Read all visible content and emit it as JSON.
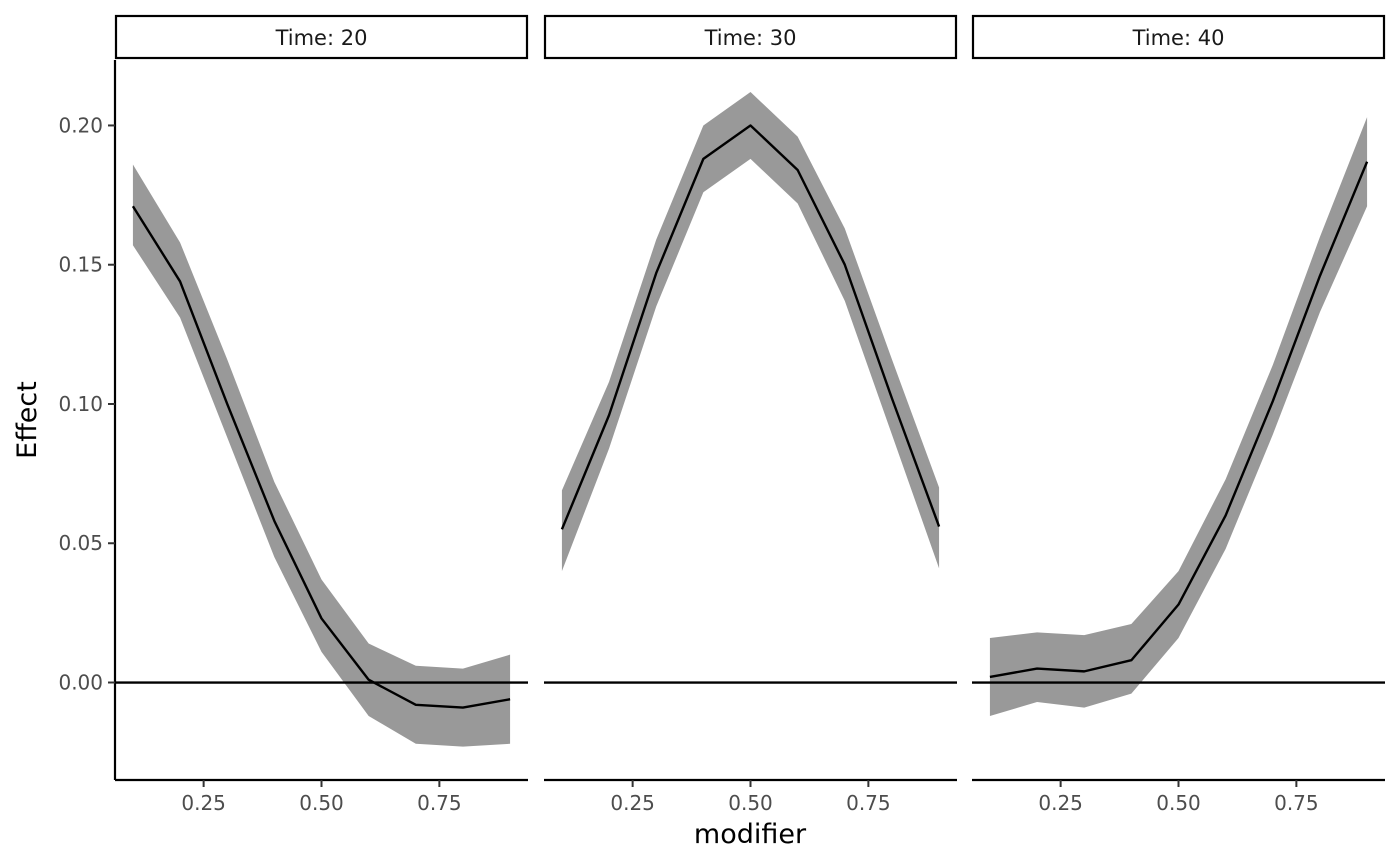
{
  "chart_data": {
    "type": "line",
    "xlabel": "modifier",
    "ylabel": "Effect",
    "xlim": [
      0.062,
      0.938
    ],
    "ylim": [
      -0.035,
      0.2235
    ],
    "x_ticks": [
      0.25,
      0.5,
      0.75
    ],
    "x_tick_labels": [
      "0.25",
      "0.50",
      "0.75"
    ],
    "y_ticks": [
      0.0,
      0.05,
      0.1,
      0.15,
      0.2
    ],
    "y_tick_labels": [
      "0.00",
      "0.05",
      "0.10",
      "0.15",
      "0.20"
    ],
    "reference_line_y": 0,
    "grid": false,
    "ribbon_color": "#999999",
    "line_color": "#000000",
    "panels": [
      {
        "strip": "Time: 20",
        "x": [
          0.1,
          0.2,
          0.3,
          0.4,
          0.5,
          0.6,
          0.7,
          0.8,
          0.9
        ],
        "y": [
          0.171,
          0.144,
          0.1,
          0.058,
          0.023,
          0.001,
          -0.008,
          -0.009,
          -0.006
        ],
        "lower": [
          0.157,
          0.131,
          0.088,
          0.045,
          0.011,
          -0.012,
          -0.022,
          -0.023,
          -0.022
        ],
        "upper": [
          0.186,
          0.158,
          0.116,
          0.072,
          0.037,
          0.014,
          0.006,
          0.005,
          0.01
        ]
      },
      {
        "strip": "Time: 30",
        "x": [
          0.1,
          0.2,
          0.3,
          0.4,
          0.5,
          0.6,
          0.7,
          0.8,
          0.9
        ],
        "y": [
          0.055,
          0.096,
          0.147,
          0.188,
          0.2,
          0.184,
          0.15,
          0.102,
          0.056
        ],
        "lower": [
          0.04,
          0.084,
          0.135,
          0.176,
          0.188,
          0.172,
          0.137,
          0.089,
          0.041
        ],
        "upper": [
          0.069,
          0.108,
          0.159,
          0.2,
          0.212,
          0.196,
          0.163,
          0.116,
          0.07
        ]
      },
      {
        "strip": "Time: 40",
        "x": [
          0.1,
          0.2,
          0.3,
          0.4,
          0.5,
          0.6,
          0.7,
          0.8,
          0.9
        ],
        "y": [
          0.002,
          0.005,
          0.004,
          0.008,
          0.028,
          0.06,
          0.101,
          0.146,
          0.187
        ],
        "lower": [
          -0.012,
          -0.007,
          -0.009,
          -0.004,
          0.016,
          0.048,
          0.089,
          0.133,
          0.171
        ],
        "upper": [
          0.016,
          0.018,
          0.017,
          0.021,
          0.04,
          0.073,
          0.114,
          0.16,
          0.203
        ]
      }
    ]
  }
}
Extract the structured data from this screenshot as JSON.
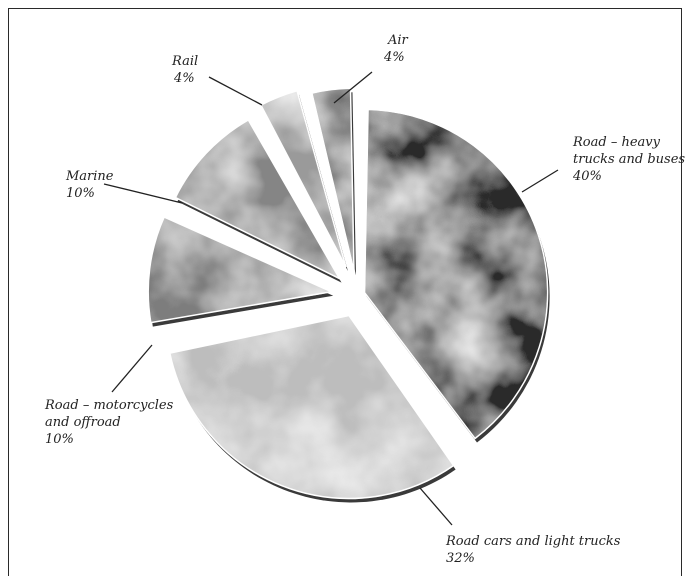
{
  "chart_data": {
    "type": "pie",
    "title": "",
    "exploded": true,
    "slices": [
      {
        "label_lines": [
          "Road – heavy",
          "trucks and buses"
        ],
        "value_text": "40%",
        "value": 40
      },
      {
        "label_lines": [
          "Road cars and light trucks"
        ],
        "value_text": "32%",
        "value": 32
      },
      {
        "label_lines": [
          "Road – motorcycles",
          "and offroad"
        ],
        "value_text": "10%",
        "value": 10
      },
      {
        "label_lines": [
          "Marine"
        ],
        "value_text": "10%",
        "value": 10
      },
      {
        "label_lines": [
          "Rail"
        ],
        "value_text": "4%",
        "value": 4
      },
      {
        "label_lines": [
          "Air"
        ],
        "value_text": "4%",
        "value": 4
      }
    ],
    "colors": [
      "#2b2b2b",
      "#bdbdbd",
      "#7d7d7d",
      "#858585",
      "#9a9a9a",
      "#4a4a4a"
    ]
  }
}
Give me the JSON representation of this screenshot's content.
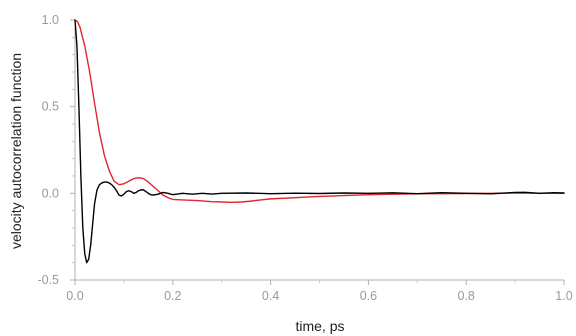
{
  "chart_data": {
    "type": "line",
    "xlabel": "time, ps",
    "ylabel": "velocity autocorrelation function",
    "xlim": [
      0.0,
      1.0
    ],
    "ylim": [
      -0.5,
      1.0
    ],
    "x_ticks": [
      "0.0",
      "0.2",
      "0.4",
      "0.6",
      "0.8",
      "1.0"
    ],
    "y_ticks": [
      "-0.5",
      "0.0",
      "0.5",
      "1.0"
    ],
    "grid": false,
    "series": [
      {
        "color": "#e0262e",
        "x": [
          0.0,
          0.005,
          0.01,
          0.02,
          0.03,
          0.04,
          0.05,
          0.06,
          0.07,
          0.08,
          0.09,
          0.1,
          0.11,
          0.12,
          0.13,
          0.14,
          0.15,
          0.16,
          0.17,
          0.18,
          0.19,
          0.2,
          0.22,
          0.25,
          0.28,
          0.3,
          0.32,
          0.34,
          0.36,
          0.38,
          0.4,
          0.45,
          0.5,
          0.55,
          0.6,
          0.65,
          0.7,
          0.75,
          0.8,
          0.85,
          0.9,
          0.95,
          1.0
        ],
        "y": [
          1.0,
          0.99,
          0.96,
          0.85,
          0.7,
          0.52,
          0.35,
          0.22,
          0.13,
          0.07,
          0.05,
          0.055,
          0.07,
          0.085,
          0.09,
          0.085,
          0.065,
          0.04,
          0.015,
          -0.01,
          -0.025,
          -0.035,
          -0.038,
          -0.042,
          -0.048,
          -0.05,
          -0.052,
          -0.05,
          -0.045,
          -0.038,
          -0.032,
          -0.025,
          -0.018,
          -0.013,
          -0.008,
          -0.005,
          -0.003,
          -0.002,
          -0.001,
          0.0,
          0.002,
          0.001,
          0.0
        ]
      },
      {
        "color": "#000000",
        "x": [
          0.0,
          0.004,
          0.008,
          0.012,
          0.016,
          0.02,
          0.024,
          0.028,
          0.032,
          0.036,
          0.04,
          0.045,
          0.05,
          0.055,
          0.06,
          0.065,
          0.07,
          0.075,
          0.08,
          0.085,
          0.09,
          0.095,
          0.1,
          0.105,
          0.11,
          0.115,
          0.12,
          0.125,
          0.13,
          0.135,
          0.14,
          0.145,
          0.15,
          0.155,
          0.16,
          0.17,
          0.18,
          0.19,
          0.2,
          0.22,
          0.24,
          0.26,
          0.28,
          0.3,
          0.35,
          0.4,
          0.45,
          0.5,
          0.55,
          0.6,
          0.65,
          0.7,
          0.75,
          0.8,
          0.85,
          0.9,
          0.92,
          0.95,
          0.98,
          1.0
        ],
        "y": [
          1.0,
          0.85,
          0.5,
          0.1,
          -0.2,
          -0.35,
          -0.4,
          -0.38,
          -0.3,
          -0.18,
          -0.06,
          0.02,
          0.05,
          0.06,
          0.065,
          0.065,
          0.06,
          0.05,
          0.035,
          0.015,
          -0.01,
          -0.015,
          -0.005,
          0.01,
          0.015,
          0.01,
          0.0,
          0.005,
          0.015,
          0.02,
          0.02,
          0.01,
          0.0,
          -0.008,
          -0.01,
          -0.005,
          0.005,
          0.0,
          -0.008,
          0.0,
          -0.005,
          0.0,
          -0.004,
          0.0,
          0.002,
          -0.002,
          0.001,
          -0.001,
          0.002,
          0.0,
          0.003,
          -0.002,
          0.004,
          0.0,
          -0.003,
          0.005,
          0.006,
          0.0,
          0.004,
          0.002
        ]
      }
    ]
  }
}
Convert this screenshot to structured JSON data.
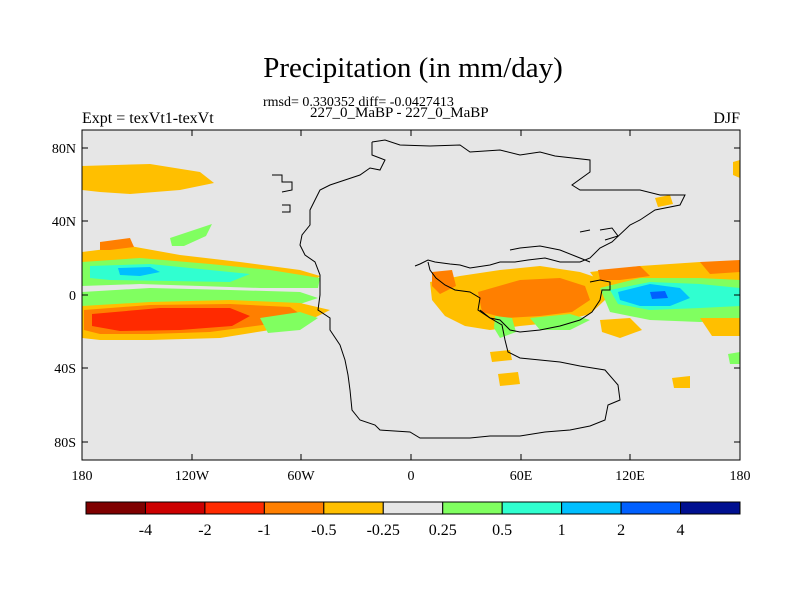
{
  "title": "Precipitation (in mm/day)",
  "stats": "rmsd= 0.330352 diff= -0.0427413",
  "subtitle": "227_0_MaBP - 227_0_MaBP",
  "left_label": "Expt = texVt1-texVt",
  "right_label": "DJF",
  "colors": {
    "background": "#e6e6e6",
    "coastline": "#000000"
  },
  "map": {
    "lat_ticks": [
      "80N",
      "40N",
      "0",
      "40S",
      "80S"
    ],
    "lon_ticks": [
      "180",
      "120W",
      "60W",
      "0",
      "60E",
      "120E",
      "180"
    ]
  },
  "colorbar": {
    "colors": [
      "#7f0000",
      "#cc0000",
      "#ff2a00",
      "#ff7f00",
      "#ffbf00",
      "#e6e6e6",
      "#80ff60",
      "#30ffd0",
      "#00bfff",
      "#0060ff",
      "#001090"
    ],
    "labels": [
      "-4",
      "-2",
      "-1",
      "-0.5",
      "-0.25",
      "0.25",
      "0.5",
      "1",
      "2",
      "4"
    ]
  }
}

_ _ _

What is needed: In the records above, how many lines contain the string "ylabel"? State that number only.

Final result: 2